**Required task:** Wherever the word "amount" appears in a line, extract that line.

### Supplied entries ###

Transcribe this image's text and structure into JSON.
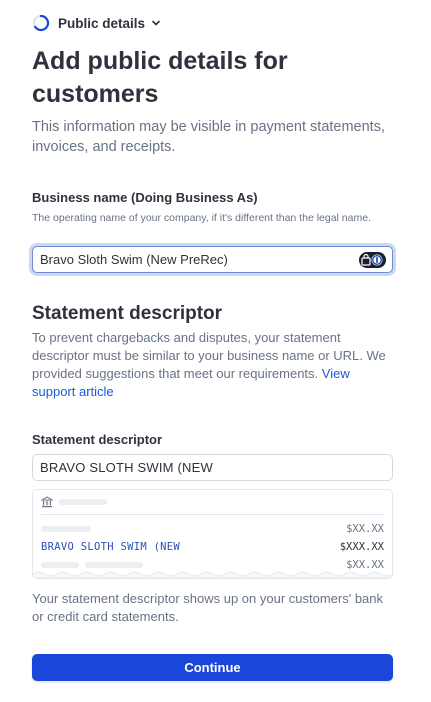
{
  "stepper": {
    "label": "Public details",
    "icons": [
      "progress-ring-icon",
      "chevron-down-icon"
    ]
  },
  "header": {
    "title": "Add public details for customers",
    "subtitle": "This information may be visible in payment statements, invoices, and receipts."
  },
  "business_name": {
    "label": "Business name (Doing Business As)",
    "help": "The operating name of your company, if it's different than the legal name.",
    "value": "Bravo Sloth Swim (New PreRec)",
    "icon": "password-manager-icon"
  },
  "statement_section": {
    "title": "Statement descriptor",
    "description": "To prevent chargebacks and disputes, your statement descriptor must be similar to your business name or URL. We provided suggestions that meet our requirements.",
    "link_text": "View support article"
  },
  "statement_descriptor": {
    "label": "Statement descriptor",
    "value": "BRAVO SLOTH SWIM (NEW"
  },
  "preview": {
    "icon": "bank-icon",
    "rows": [
      {
        "amount": "$XX.XX"
      },
      {
        "descriptor": "BRAVO SLOTH SWIM (NEW",
        "amount": "$XXX.XX"
      },
      {
        "amount": "$XX.XX"
      }
    ]
  },
  "footer_note": "Your statement descriptor shows up on your customers' bank or credit card statements.",
  "actions": {
    "continue_label": "Continue"
  },
  "colors": {
    "primary": "#1a47d9",
    "link": "#1a5ad8",
    "focus": "#6e8bd9",
    "text": "#30313d",
    "muted": "#687385"
  }
}
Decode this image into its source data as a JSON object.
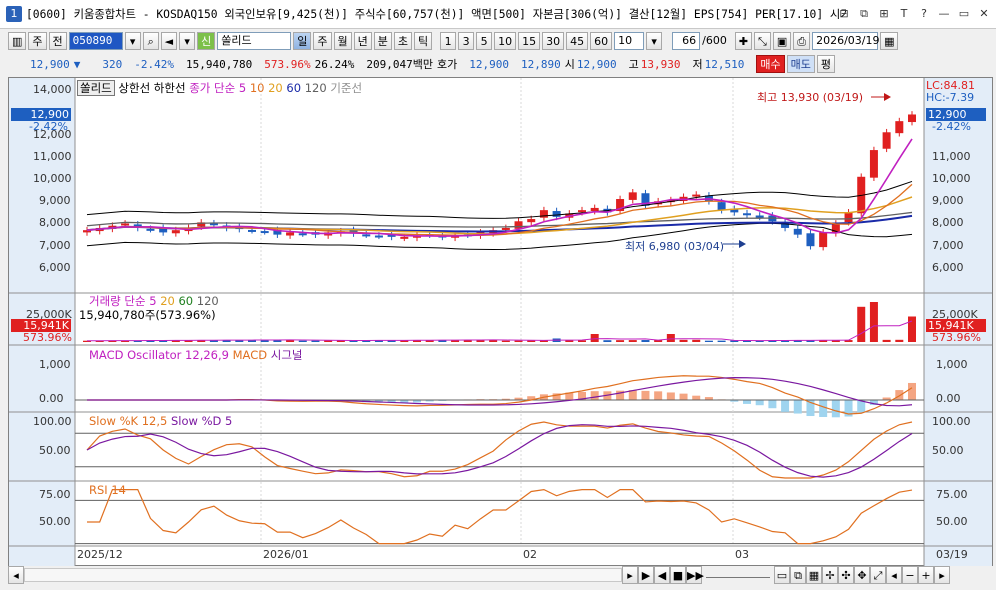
{
  "title": {
    "text": "[0600] 키움종합차트 - KOSDAQ150 외국인보유[9,425(천)] 주식수[60,757(천)] 액면[500] 자본금[306(억)] 결산[12월] EPS[754] PER[17.10] 시가총",
    "app_number": "1",
    "buttons": [
      "⊟",
      "⧉",
      "⊞",
      "T",
      "?",
      "—",
      "▭",
      "✕"
    ]
  },
  "toolbar": {
    "mode": "주",
    "prev": "전",
    "code": "050890",
    "tag": "신",
    "name": "쏠리드",
    "periods": [
      "일",
      "주",
      "월",
      "년",
      "분",
      "초",
      "틱"
    ],
    "active_period": "일",
    "intervals": [
      "1",
      "3",
      "5",
      "10",
      "15",
      "30",
      "45",
      "60"
    ],
    "interval_value": "10",
    "count": "66",
    "count_total": "/600",
    "date": "2026/03/19"
  },
  "quote": {
    "price": "12,900",
    "arrow": "▼",
    "change": "320",
    "change_pct": "-2.42%",
    "volume": "15,940,780",
    "vol_ratio": "573.96%",
    "turnover": "26.24%",
    "amount": "209,047백만",
    "bid_label": "호가",
    "ask": "12,900",
    "bid": "12,890",
    "open_label": "시",
    "open": "12,900",
    "high_label": "고",
    "high": "13,930",
    "low_label": "저",
    "low": "12,510",
    "buy": "매수",
    "sell": "매도",
    "eval": "평"
  },
  "chart": {
    "price_legend": {
      "name": "쏠리드",
      "bands": "상한선  하한선",
      "ma_label": "종가 단순 5",
      "ma_periods": [
        "10",
        "20",
        "60",
        "120"
      ],
      "base": "기준선"
    },
    "price_axis": [
      "14,000",
      "13,000",
      "12,000",
      "11,000",
      "10,000",
      "9,000",
      "8,000",
      "7,000",
      "6,000"
    ],
    "last_price_tag": "12,900",
    "last_pct_tag": "-2.42%",
    "lc_label": "LC:84.81",
    "hc_label": "HC:-7.39",
    "high_note": "최고 13,930 (03/19)",
    "low_note": "최저 6,980 (03/04)",
    "volume_legend": "거래량  단순 5",
    "volume_ma_periods": [
      "20",
      "60",
      "120"
    ],
    "volume_value": "15,940,780주(573.96%)",
    "volume_axis": "25,000K",
    "volume_tag": "15,941K",
    "volume_pct": "573.96%",
    "macd_legend": "MACD Oscillator 12,26,9",
    "macd_line": "MACD",
    "macd_signal": "시그널",
    "macd_axis": [
      "1,000",
      "0.00"
    ],
    "stoch_k": "Slow %K 12,5",
    "stoch_d": "Slow %D 5",
    "stoch_axis": [
      "100.00",
      "50.00"
    ],
    "rsi_legend": "RSI 14",
    "rsi_axis": [
      "75.00",
      "50.00"
    ],
    "date_labels": [
      "2025/12",
      "2026/01",
      "02",
      "03"
    ],
    "right_date": "03/19"
  },
  "colors": {
    "up": "#e02020",
    "down": "#1e5fc0",
    "ma5": "#c020c0",
    "ma10": "#e07020",
    "ma20": "#e0a020",
    "ma60": "#1a2aa8",
    "ma120": "#606060",
    "accent": "#1f57c3"
  }
}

###

**Worked solution:**
        "amount": "$XX.XX"
        "amount": "$XXX.XX"
        "amount": "$XX.XX"
    "amount": "209,047백만",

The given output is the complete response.